§ **WHAT YOU WILL DO**
Work out how many lines of the data hold the string "Haag", and reply with that number alone.

§ **RECORDS FOR PROCESSING**
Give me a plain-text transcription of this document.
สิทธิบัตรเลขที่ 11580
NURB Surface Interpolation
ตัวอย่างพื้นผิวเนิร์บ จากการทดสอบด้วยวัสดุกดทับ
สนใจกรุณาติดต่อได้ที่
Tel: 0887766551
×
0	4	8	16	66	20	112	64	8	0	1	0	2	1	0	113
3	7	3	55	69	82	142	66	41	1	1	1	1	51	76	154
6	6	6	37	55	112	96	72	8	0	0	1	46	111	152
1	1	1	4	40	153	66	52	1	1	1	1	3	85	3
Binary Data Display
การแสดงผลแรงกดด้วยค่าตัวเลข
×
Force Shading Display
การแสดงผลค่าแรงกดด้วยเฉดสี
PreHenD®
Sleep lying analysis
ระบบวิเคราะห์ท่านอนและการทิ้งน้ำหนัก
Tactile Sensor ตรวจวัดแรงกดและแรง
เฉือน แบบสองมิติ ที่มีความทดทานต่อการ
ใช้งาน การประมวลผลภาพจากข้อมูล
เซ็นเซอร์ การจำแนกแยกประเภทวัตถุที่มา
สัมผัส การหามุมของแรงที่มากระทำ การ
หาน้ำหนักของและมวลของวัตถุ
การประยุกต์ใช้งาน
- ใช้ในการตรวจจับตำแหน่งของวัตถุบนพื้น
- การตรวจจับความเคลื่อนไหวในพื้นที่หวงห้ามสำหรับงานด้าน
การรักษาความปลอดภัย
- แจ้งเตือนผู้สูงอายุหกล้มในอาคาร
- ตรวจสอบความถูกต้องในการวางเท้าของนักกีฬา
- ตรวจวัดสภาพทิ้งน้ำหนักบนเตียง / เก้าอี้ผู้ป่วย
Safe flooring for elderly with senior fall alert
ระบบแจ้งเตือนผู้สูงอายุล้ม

---

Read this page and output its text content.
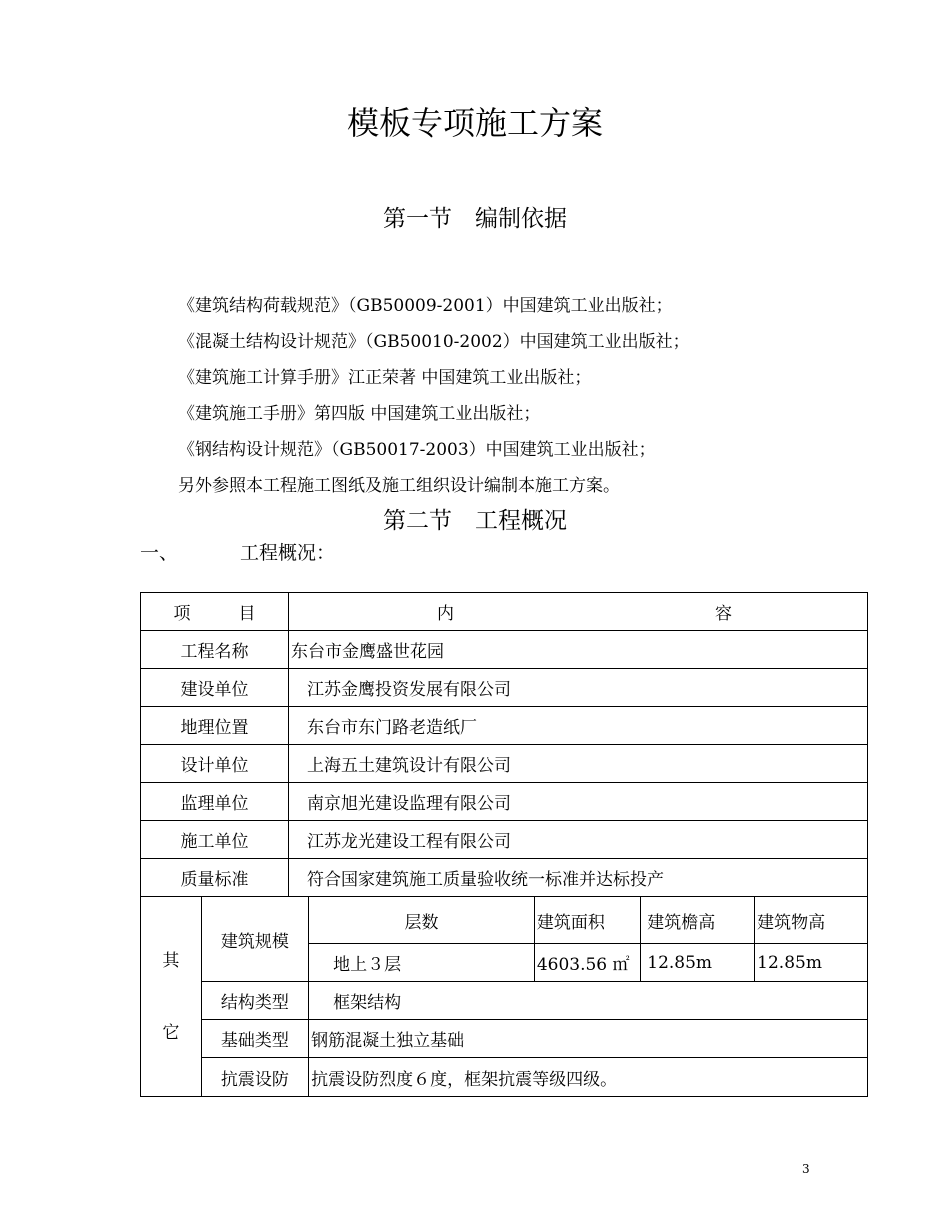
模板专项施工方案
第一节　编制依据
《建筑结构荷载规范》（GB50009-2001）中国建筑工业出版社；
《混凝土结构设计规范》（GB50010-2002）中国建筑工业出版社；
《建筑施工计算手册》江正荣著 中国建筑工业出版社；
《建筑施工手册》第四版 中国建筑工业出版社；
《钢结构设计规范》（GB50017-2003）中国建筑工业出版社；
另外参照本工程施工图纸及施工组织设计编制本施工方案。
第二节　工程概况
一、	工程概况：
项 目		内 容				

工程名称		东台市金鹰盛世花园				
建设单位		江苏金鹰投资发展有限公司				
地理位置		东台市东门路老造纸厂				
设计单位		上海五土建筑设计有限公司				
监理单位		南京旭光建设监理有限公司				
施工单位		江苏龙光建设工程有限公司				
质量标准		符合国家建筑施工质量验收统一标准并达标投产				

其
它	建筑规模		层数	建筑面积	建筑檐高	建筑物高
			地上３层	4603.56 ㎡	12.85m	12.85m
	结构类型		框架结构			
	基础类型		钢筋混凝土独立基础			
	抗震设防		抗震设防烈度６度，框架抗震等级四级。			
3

* * *

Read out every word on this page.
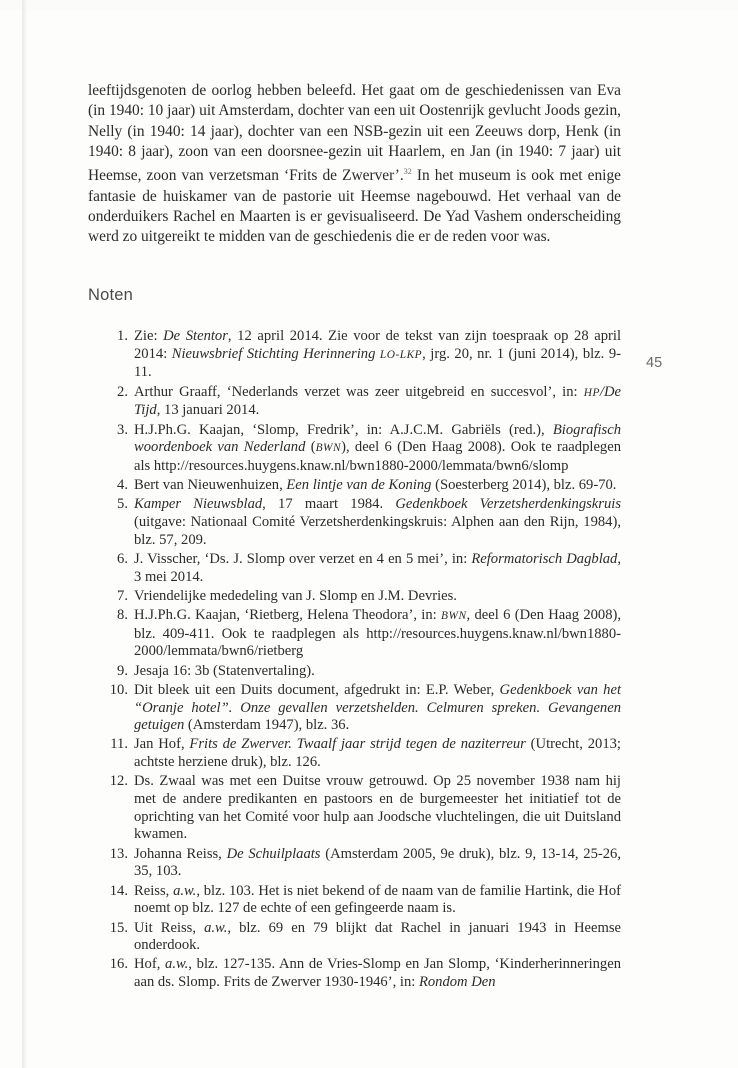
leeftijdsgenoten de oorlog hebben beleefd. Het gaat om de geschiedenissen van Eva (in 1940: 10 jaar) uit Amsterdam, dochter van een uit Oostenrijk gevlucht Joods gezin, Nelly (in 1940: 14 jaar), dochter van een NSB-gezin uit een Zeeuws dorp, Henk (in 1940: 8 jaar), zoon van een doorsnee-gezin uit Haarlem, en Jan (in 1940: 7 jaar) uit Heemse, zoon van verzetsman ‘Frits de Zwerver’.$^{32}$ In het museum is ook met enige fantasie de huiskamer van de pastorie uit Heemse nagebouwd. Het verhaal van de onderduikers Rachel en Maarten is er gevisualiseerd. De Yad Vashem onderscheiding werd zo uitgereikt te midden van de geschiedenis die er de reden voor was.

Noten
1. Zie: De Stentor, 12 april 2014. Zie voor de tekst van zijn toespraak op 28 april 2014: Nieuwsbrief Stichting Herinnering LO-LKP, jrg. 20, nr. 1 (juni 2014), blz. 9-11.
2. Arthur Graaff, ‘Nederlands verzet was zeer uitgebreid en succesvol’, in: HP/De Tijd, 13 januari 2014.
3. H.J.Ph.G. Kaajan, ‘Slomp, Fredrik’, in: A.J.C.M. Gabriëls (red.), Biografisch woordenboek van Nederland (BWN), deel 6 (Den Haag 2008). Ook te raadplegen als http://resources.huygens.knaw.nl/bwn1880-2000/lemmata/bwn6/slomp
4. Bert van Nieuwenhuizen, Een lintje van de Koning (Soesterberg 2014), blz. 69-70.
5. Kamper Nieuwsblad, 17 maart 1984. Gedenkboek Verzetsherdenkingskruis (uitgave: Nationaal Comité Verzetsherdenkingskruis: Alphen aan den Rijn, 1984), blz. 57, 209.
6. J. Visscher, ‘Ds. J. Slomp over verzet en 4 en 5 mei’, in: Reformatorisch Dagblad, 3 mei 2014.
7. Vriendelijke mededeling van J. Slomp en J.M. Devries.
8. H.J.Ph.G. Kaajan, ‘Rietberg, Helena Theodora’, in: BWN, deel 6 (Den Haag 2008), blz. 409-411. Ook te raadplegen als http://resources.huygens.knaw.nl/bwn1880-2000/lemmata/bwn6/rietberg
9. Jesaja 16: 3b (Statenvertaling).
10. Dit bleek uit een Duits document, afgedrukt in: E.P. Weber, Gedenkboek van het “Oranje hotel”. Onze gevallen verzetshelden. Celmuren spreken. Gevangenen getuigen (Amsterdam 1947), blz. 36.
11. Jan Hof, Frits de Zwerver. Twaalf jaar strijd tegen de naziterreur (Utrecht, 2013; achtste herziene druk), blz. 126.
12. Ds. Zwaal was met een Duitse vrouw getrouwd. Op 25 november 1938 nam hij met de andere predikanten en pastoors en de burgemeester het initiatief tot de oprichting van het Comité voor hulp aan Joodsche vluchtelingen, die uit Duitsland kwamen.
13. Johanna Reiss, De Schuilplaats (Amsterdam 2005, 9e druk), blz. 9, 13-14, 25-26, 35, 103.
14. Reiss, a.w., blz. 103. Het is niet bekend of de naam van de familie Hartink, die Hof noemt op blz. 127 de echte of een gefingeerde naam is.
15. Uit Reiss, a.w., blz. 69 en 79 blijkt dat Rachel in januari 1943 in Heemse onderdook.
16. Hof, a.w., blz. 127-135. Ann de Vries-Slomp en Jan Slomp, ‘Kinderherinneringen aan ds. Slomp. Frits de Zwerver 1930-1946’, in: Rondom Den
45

§ **TASK OUTPUT**
2